What is needed
Each line below should be retyped exactly, with no pictures.

Materials provided
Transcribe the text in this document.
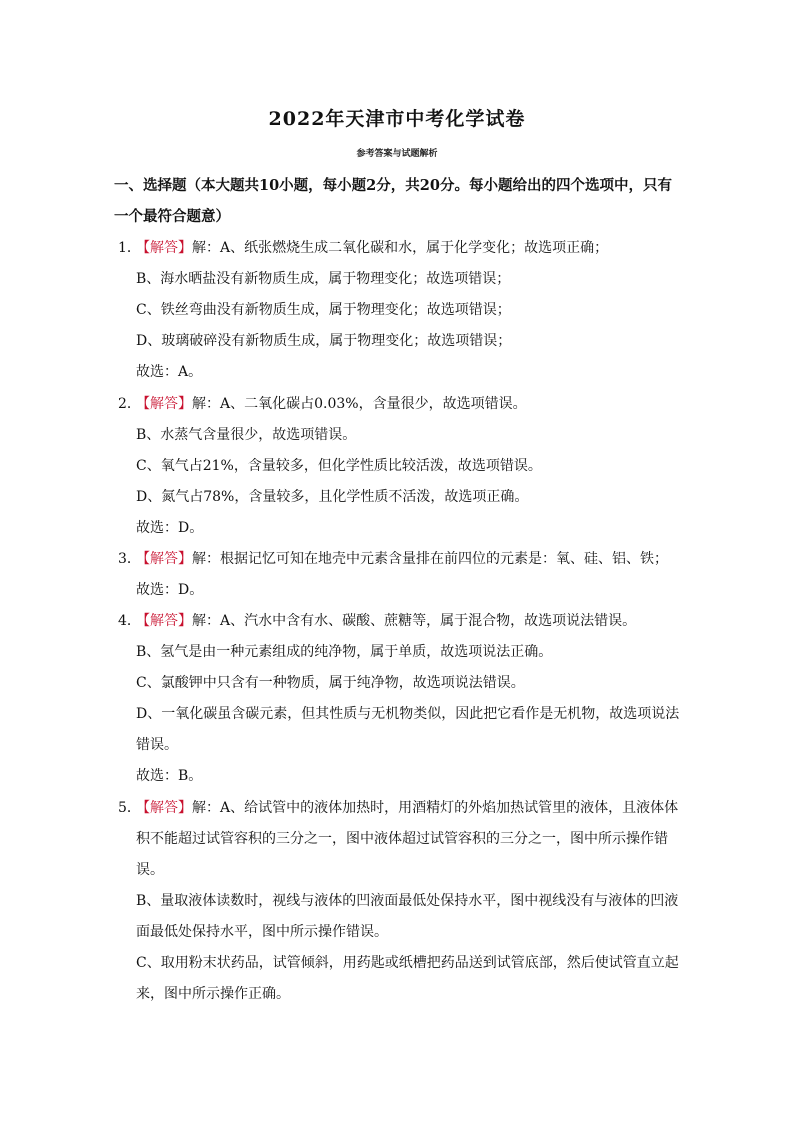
2022年天津市中考化学试卷
参考答案与试题解析
一、选择题（本大题共10小题，每小题2分，共20分。每小题给出的四个选项中，只有
一个最符合题意）
1．【解答】解：A、纸张燃烧生成二氧化碳和水，属于化学变化；故选项正确；
B、海水晒盐没有新物质生成，属于物理变化；故选项错误；
C、铁丝弯曲没有新物质生成，属于物理变化；故选项错误；
D、玻璃破碎没有新物质生成，属于物理变化；故选项错误；
故选：A。
2．【解答】解：A、二氧化碳占0.03%，含量很少，故选项错误。
B、水蒸气含量很少，故选项错误。
C、氧气占21%，含量较多，但化学性质比较活泼，故选项错误。
D、氮气占78%，含量较多，且化学性质不活泼，故选项正确。
故选：D。
3．【解答】解：根据记忆可知在地壳中元素含量排在前四位的元素是：氧、硅、铝、铁；
故选：D。
4．【解答】解：A、汽水中含有水、碳酸、蔗糖等，属于混合物，故选项说法错误。
B、氢气是由一种元素组成的纯净物，属于单质，故选项说法正确。
C、氯酸钾中只含有一种物质，属于纯净物，故选项说法错误。
D、一氧化碳虽含碳元素，但其性质与无机物类似，因此把它看作是无机物，故选项说法
错误。
故选：B。
5．【解答】解：A、给试管中的液体加热时，用酒精灯的外焰加热试管里的液体，且液体体
积不能超过试管容积的三分之一，图中液体超过试管容积的三分之一，图中所示操作错
误。
B、量取液体读数时，视线与液体的凹液面最低处保持水平，图中视线没有与液体的凹液
面最低处保持水平，图中所示操作错误。
C、取用粉末状药品，试管倾斜，用药匙或纸槽把药品送到试管底部，然后使试管直立起
来，图中所示操作正确。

Response
Transcribe the text in this document.
2022年天津市中考化学试卷
参考答案与试题解析
一、选择题（本大题共10小题，每小题2分，共20分。每小题给出的四个选项中，只有
一个最符合题意）
1．【解答】解：A、纸张燃烧生成二氧化碳和水，属于化学变化；故选项正确；
B、海水晒盐没有新物质生成，属于物理变化；故选项错误；
C、铁丝弯曲没有新物质生成，属于物理变化；故选项错误；
D、玻璃破碎没有新物质生成，属于物理变化；故选项错误；
故选：A。
2．【解答】解：A、二氧化碳占0.03%，含量很少，故选项错误。
B、水蒸气含量很少，故选项错误。
C、氧气占21%，含量较多，但化学性质比较活泼，故选项错误。
D、氮气占78%，含量较多，且化学性质不活泼，故选项正确。
故选：D。
3．【解答】解：根据记忆可知在地壳中元素含量排在前四位的元素是：氧、硅、铝、铁；
故选：D。
4．【解答】解：A、汽水中含有水、碳酸、蔗糖等，属于混合物，故选项说法错误。
B、氢气是由一种元素组成的纯净物，属于单质，故选项说法正确。
C、氯酸钾中只含有一种物质，属于纯净物，故选项说法错误。
D、一氧化碳虽含碳元素，但其性质与无机物类似，因此把它看作是无机物，故选项说法
错误。
故选：B。
5．【解答】解：A、给试管中的液体加热时，用酒精灯的外焰加热试管里的液体，且液体体
积不能超过试管容积的三分之一，图中液体超过试管容积的三分之一，图中所示操作错
误。
B、量取液体读数时，视线与液体的凹液面最低处保持水平，图中视线没有与液体的凹液
面最低处保持水平，图中所示操作错误。
C、取用粉末状药品，试管倾斜，用药匙或纸槽把药品送到试管底部，然后使试管直立起
来，图中所示操作正确。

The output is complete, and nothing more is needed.